§ Brief: Repeat every line below exactly as it reads.

Dataset rows:
** start **
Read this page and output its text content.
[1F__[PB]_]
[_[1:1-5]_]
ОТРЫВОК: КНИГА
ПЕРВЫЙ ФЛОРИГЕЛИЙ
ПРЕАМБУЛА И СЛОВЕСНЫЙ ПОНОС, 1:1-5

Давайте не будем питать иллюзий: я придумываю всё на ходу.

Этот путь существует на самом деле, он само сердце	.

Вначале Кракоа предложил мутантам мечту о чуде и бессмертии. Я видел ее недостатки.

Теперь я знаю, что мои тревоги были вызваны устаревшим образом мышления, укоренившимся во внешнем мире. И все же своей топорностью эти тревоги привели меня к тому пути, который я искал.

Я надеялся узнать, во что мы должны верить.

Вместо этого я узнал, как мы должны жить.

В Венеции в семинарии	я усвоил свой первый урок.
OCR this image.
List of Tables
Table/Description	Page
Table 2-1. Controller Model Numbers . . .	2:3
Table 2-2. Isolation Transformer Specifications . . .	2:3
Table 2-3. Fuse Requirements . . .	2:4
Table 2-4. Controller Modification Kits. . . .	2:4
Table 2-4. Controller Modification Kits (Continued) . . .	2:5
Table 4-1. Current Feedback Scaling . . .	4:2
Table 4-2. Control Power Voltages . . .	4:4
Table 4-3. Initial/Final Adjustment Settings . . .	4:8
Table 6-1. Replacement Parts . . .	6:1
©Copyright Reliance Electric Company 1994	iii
** end **
§ Output for this exercise:
Read this page and output its text content.
[1F__[PB]_]
[_[1:1-5]_]
ОТРЫВОК: КНИГА
ПЕРВЫЙ ФЛОРИГЕЛИЙ
ПРЕАМБУЛА И СЛОВЕСНЫЙ ПОНОС, 1:1-5

Давайте не будем питать иллюзий: я придумываю всё на ходу.

Этот путь существует на самом деле, он само сердце	.

Вначале Кракоа предложил мутантам мечту о чуде и бессмертии. Я видел ее недостатки.

Теперь я знаю, что мои тревоги были вызваны устаревшим образом мышления, укоренившимся во внешнем мире. И все же своей топорностью эти тревоги привели меня к тому пути, который я искал.

Я надеялся узнать, во что мы должны верить.

Вместо этого я узнал, как мы должны жить.

В Венеции в семинарии	я усвоил свой первый урок.
OCR this image.
List of Tables
Table/Description	Page
Table 2-1. Controller Model Numbers . . .	2:3
Table 2-2. Isolation Transformer Specifications . . .	2:3
Table 2-3. Fuse Requirements . . .	2:4
Table 2-4. Controller Modification Kits. . . .	2:4
Table 2-4. Controller Modification Kits (Continued) . . .	2:5
Table 4-1. Current Feedback Scaling . . .	4:2
Table 4-2. Control Power Voltages . . .	4:4
Table 4-3. Initial/Final Adjustment Settings . . .	4:8
Table 6-1. Replacement Parts . . .	6:1
©Copyright Reliance Electric Company 1994	iii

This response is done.